▶ _YOUR INSTRUCTIONS_: Quote every line of the data below as it stands, omitting pictures.
--- begin RECORD LIST ---
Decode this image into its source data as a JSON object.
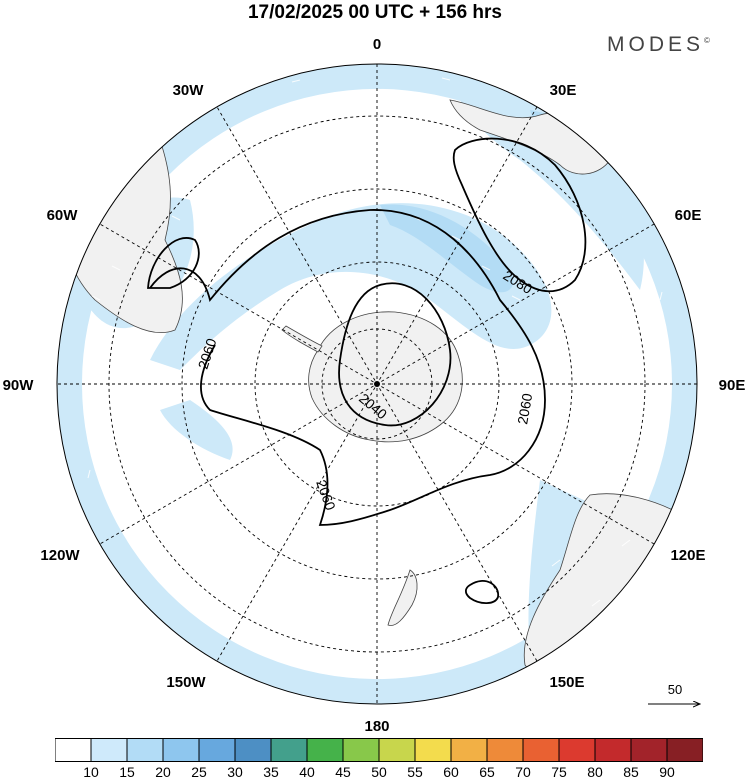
{
  "header": {
    "title": "17/02/2025  00 UTC  + 156 hrs",
    "brand": "MODES",
    "brand_mark": "©"
  },
  "map": {
    "projection": "south-polar-stereographic",
    "meridian_labels": [
      {
        "id": "0",
        "text": "0"
      },
      {
        "id": "30e",
        "text": "30E"
      },
      {
        "id": "60e",
        "text": "60E"
      },
      {
        "id": "90e",
        "text": "90E"
      },
      {
        "id": "120e",
        "text": "120E"
      },
      {
        "id": "150e",
        "text": "150E"
      },
      {
        "id": "180",
        "text": "180"
      },
      {
        "id": "150w",
        "text": "150W"
      },
      {
        "id": "120w",
        "text": "120W"
      },
      {
        "id": "90w",
        "text": "90W"
      },
      {
        "id": "60w",
        "text": "60W"
      },
      {
        "id": "30w",
        "text": "30W"
      }
    ],
    "contour_labels": [
      "2040",
      "2060",
      "2060",
      "2060",
      "2080"
    ],
    "wind_reference": {
      "value": "50"
    },
    "colors": {
      "land": "#f1f1f1",
      "wind_shading": "#cde9f9",
      "wind_shading_strong": "#b3dcf5",
      "contour": "#000000",
      "grid": "#000000"
    }
  },
  "legend": {
    "bins": [
      {
        "label": "10",
        "color": "#ffffff"
      },
      {
        "label": "15",
        "color": "#cfeafb"
      },
      {
        "label": "20",
        "color": "#b2dcf6"
      },
      {
        "label": "25",
        "color": "#8ec6ee"
      },
      {
        "label": "30",
        "color": "#67a8de"
      },
      {
        "label": "35",
        "color": "#4d8fc4"
      },
      {
        "label": "40",
        "color": "#43a08c"
      },
      {
        "label": "45",
        "color": "#45b24a"
      },
      {
        "label": "50",
        "color": "#88c84a"
      },
      {
        "label": "55",
        "color": "#c8d64c"
      },
      {
        "label": "60",
        "color": "#f3dc4d"
      },
      {
        "label": "65",
        "color": "#f2b045"
      },
      {
        "label": "70",
        "color": "#ee8a39"
      },
      {
        "label": "75",
        "color": "#e96132"
      },
      {
        "label": "80",
        "color": "#dc3a2f"
      },
      {
        "label": "85",
        "color": "#c32a2c"
      },
      {
        "label": "90",
        "color": "#a2232a"
      },
      {
        "label": "",
        "color": "#871f24"
      }
    ]
  }
}
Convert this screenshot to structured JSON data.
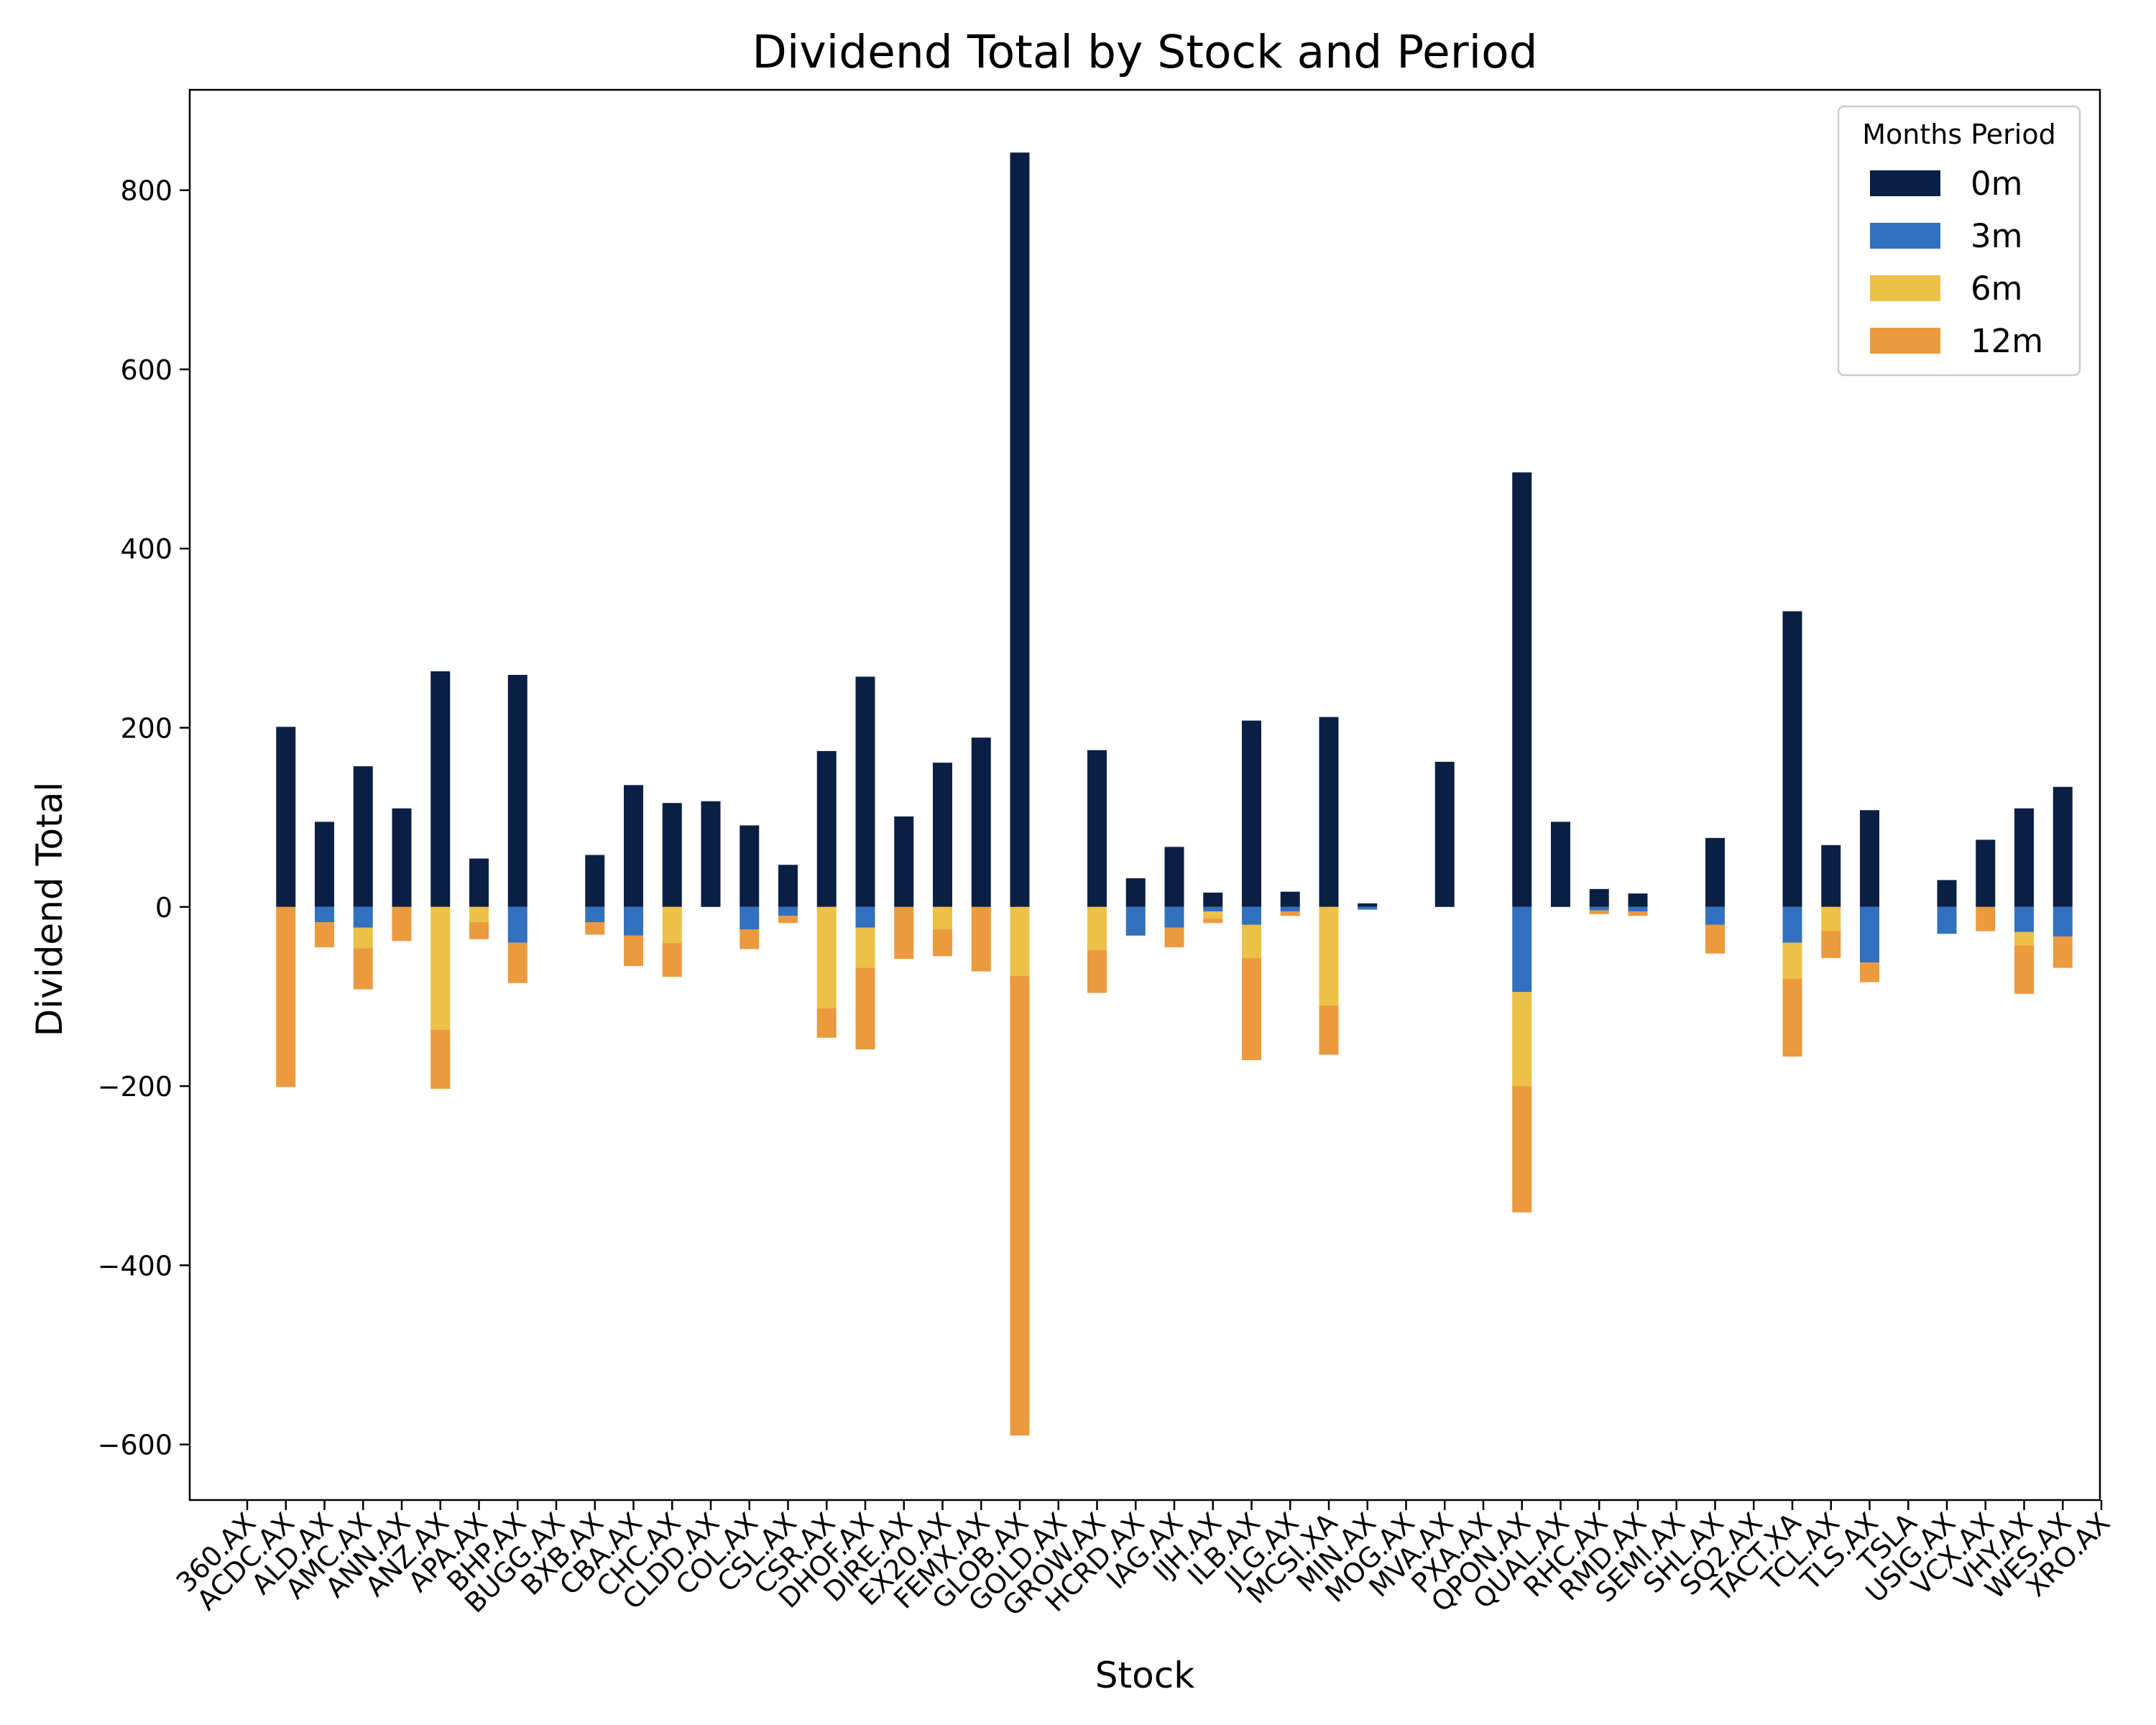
--- end RECORD LIST ---
▶ _THE RESPONSE_:
Decode this image into its source data as a JSON object.
{
  "header": {
    "title": "17/02/2025  00 UTC  + 156 hrs",
    "brand": "MODES",
    "brand_mark": "©"
  },
  "map": {
    "projection": "south-polar-stereographic",
    "meridian_labels": [
      {
        "id": "0",
        "text": "0"
      },
      {
        "id": "30e",
        "text": "30E"
      },
      {
        "id": "60e",
        "text": "60E"
      },
      {
        "id": "90e",
        "text": "90E"
      },
      {
        "id": "120e",
        "text": "120E"
      },
      {
        "id": "150e",
        "text": "150E"
      },
      {
        "id": "180",
        "text": "180"
      },
      {
        "id": "150w",
        "text": "150W"
      },
      {
        "id": "120w",
        "text": "120W"
      },
      {
        "id": "90w",
        "text": "90W"
      },
      {
        "id": "60w",
        "text": "60W"
      },
      {
        "id": "30w",
        "text": "30W"
      }
    ],
    "contour_labels": [
      "2040",
      "2060",
      "2060",
      "2060",
      "2080"
    ],
    "wind_reference": {
      "value": "50"
    },
    "colors": {
      "land": "#f1f1f1",
      "wind_shading": "#cde9f9",
      "wind_shading_strong": "#b3dcf5",
      "contour": "#000000",
      "grid": "#000000"
    }
  },
  "legend": {
    "bins": [
      {
        "label": "10",
        "color": "#ffffff"
      },
      {
        "label": "15",
        "color": "#cfeafb"
      },
      {
        "label": "20",
        "color": "#b2dcf6"
      },
      {
        "label": "25",
        "color": "#8ec6ee"
      },
      {
        "label": "30",
        "color": "#67a8de"
      },
      {
        "label": "35",
        "color": "#4d8fc4"
      },
      {
        "label": "40",
        "color": "#43a08c"
      },
      {
        "label": "45",
        "color": "#45b24a"
      },
      {
        "label": "50",
        "color": "#88c84a"
      },
      {
        "label": "55",
        "color": "#c8d64c"
      },
      {
        "label": "60",
        "color": "#f3dc4d"
      },
      {
        "label": "65",
        "color": "#f2b045"
      },
      {
        "label": "70",
        "color": "#ee8a39"
      },
      {
        "label": "75",
        "color": "#e96132"
      },
      {
        "label": "80",
        "color": "#dc3a2f"
      },
      {
        "label": "85",
        "color": "#c32a2c"
      },
      {
        "label": "90",
        "color": "#a2232a"
      },
      {
        "label": "",
        "color": "#871f24"
      }
    ]
  }
}
Convert this screenshot to structured JSON data.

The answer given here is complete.